> Exercise brief
From the listing below, extract each line containing the string "heading".
---------------
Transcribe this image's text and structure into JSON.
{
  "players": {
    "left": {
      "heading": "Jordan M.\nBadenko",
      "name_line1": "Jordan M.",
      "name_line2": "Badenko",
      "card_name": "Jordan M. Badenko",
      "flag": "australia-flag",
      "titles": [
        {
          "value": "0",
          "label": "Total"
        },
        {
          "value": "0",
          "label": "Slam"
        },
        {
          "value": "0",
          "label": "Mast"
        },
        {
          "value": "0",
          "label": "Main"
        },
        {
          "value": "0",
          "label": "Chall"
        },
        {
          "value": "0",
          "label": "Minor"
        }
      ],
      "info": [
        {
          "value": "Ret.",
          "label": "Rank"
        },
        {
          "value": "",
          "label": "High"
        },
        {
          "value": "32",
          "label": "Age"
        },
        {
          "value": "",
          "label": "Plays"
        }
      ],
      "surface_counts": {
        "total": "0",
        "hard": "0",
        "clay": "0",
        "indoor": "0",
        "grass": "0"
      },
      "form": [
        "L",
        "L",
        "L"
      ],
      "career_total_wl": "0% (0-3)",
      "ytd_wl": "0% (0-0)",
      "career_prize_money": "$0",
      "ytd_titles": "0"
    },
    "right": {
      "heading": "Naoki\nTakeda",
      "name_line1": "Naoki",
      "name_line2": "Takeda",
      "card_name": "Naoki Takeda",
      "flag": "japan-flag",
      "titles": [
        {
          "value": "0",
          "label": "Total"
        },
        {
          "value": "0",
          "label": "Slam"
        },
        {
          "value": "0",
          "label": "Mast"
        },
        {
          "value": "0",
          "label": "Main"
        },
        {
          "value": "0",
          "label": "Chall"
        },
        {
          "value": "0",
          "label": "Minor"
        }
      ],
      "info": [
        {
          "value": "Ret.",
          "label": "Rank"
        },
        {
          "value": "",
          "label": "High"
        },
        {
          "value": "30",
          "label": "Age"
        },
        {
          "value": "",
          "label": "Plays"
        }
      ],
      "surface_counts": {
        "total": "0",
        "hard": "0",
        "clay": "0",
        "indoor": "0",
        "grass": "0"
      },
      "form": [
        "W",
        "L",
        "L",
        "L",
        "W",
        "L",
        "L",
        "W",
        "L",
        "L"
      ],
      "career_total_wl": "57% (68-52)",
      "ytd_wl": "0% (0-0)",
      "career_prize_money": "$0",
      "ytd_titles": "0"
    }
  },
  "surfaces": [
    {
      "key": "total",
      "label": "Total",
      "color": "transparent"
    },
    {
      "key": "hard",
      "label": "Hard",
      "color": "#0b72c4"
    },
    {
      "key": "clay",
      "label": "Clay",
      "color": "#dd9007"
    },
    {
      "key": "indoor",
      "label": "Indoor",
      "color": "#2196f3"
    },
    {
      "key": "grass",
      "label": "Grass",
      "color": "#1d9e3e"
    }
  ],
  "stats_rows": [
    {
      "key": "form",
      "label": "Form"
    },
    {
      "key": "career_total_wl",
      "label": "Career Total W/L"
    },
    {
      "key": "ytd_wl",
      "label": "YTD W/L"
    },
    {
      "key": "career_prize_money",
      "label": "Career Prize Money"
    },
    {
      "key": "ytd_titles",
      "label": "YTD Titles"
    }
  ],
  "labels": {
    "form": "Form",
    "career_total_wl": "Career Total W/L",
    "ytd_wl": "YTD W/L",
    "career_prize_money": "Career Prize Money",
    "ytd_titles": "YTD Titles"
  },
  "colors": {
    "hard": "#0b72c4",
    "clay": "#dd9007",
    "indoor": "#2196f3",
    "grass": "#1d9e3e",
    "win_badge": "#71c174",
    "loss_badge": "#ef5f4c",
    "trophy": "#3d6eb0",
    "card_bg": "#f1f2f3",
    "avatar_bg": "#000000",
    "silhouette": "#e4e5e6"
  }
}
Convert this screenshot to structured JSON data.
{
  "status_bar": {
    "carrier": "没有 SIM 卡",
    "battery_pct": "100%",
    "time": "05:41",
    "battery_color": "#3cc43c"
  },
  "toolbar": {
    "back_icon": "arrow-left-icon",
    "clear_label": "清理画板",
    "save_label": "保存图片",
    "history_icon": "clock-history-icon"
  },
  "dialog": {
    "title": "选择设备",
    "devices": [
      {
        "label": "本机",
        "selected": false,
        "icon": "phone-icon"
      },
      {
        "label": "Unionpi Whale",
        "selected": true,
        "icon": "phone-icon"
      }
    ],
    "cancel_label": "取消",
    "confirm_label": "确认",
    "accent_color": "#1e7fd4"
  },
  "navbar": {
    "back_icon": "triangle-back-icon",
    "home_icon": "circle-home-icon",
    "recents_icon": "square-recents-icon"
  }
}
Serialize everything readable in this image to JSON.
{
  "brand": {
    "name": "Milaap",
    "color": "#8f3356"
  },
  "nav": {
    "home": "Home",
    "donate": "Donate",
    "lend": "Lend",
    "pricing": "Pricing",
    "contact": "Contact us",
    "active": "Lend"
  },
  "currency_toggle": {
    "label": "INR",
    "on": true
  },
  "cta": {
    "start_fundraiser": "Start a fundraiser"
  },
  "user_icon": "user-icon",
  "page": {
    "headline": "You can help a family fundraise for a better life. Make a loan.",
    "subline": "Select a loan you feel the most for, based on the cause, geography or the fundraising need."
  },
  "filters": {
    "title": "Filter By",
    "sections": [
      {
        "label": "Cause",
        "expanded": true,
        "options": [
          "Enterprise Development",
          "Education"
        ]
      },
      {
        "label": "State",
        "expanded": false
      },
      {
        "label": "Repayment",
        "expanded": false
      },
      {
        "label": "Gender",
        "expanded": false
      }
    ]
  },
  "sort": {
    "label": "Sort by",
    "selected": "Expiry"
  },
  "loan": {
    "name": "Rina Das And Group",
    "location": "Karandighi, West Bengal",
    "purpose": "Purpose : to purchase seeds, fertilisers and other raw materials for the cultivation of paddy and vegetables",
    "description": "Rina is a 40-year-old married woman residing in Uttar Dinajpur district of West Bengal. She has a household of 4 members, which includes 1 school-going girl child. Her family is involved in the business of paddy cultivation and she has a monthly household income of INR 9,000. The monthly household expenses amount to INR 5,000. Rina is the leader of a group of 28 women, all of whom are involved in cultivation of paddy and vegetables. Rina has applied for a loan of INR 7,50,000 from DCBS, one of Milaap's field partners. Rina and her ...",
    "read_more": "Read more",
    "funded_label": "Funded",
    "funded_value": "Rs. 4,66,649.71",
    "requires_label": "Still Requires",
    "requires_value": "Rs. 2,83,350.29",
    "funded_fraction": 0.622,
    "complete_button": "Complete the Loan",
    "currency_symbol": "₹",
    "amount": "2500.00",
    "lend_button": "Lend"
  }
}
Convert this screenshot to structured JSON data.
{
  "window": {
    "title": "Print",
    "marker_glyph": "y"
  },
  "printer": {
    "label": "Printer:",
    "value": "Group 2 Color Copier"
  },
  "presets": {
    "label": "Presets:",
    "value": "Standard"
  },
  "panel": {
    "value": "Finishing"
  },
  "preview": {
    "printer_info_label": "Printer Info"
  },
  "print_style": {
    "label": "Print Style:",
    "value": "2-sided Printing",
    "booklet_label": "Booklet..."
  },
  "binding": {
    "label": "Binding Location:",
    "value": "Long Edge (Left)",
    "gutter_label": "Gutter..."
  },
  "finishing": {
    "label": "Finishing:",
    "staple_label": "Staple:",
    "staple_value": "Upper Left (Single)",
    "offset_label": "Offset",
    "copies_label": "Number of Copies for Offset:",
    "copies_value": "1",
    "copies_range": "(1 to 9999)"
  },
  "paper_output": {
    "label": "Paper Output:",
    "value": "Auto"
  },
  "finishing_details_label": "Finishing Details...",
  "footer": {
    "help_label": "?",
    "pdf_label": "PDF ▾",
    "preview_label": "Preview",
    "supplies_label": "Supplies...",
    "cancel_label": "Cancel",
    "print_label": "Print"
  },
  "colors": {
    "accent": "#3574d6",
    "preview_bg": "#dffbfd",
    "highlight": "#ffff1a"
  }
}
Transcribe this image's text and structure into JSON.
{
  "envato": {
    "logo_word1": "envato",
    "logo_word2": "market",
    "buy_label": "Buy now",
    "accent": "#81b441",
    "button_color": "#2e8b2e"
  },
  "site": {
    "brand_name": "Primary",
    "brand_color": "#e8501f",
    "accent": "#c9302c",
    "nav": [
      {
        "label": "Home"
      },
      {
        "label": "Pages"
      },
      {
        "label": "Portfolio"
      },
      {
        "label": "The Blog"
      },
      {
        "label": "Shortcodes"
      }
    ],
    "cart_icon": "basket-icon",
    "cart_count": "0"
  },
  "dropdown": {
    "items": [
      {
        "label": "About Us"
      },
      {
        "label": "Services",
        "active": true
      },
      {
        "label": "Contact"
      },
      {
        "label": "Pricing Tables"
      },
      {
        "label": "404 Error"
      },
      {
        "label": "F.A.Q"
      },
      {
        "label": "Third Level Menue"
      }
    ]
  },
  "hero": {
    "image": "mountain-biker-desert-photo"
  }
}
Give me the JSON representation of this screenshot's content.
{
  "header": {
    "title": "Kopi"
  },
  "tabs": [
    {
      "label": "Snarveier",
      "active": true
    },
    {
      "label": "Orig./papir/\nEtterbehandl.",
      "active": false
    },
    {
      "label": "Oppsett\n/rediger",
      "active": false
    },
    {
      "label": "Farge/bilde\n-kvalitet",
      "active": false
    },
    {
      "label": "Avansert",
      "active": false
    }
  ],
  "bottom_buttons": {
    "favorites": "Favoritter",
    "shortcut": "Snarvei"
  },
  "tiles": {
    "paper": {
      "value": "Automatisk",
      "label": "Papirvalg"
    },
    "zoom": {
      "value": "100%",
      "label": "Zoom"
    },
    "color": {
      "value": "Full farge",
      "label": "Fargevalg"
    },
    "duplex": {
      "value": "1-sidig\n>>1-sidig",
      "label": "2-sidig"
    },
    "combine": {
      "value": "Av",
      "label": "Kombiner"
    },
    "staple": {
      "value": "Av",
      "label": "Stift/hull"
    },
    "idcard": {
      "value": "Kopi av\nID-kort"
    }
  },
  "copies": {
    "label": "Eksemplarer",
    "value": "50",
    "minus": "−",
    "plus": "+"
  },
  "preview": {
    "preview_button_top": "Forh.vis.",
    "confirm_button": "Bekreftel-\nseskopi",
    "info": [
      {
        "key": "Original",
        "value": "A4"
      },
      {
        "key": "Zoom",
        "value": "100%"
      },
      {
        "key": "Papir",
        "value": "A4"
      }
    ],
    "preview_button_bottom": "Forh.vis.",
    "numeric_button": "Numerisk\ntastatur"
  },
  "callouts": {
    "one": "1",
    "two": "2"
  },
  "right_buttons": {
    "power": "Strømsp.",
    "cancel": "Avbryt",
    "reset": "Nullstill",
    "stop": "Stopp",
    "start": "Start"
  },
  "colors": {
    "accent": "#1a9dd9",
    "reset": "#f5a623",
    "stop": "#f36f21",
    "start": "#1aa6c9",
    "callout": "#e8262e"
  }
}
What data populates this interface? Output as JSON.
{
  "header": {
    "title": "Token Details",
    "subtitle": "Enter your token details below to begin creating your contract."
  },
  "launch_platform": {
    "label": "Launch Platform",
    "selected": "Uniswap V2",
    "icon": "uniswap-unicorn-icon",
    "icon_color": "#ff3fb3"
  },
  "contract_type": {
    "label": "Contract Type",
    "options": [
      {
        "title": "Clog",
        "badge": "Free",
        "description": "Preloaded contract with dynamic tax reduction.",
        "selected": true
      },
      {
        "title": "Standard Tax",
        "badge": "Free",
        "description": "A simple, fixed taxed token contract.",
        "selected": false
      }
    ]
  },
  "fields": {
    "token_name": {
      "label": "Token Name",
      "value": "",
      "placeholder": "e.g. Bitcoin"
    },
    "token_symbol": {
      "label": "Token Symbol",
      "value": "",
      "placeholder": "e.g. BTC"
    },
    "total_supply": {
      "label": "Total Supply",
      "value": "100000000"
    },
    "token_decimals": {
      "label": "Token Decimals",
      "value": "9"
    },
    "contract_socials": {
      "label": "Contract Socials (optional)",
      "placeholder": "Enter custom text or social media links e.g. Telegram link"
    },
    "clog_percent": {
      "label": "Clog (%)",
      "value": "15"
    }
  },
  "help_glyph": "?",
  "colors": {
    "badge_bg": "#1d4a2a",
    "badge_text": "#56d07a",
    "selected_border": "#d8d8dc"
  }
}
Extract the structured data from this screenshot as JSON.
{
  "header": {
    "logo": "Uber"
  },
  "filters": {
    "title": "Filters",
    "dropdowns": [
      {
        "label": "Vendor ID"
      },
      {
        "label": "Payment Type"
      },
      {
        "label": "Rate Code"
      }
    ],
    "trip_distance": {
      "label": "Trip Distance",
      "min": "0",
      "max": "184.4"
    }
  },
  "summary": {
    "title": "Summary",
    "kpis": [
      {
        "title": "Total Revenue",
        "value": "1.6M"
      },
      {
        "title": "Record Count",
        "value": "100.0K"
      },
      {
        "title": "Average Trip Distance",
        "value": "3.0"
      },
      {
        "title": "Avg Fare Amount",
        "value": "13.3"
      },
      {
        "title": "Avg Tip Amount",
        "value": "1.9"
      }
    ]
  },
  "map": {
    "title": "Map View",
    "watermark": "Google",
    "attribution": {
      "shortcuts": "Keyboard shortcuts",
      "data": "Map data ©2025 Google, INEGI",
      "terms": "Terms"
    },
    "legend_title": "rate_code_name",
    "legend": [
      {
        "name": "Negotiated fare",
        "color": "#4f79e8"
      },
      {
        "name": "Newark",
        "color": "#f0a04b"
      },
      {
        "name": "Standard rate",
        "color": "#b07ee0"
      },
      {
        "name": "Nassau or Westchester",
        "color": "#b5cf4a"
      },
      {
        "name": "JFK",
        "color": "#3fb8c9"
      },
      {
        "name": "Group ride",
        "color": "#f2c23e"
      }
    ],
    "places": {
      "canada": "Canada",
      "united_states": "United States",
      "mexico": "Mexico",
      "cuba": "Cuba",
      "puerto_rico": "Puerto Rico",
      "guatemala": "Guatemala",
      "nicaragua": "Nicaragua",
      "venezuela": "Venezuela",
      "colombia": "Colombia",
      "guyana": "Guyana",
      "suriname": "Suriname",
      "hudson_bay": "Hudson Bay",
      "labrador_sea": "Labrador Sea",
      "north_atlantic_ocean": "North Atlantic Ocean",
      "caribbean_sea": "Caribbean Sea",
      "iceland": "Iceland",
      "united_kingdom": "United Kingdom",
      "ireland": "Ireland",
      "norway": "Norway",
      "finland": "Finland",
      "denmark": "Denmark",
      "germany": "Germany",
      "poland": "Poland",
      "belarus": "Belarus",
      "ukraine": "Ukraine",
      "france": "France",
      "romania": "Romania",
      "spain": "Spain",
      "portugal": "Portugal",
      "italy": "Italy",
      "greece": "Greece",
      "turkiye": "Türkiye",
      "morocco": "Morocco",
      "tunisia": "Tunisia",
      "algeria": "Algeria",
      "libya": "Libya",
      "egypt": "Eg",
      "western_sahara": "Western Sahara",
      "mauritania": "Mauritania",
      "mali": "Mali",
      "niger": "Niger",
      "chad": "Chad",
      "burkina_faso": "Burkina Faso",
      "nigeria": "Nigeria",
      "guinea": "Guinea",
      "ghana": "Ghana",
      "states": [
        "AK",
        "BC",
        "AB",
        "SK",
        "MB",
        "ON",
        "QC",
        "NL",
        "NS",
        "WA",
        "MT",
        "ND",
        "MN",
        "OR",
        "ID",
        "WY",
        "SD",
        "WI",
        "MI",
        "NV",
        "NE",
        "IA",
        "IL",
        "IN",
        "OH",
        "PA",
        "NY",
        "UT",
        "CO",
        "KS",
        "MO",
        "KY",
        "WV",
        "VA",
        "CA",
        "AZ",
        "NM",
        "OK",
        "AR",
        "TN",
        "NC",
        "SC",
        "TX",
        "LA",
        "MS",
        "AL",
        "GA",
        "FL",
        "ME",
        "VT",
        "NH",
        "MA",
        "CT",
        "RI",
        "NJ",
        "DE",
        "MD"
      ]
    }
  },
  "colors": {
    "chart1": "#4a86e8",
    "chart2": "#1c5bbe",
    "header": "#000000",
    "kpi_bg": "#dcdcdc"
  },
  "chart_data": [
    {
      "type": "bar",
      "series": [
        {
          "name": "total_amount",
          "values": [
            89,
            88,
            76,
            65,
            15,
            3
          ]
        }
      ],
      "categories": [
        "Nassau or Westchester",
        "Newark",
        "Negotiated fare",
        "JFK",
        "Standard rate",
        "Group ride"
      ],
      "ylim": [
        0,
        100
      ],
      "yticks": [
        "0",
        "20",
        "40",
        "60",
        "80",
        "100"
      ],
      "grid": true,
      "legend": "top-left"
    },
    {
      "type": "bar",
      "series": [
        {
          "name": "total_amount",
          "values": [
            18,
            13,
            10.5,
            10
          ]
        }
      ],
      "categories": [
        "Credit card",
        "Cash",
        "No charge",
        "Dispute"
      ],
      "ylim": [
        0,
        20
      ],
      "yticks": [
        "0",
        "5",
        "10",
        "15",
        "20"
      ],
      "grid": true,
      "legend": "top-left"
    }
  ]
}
---------------
> Output of the exercise
      "heading": "Jordan M.\nBadenko",
      "heading": "Naoki\nTakeda",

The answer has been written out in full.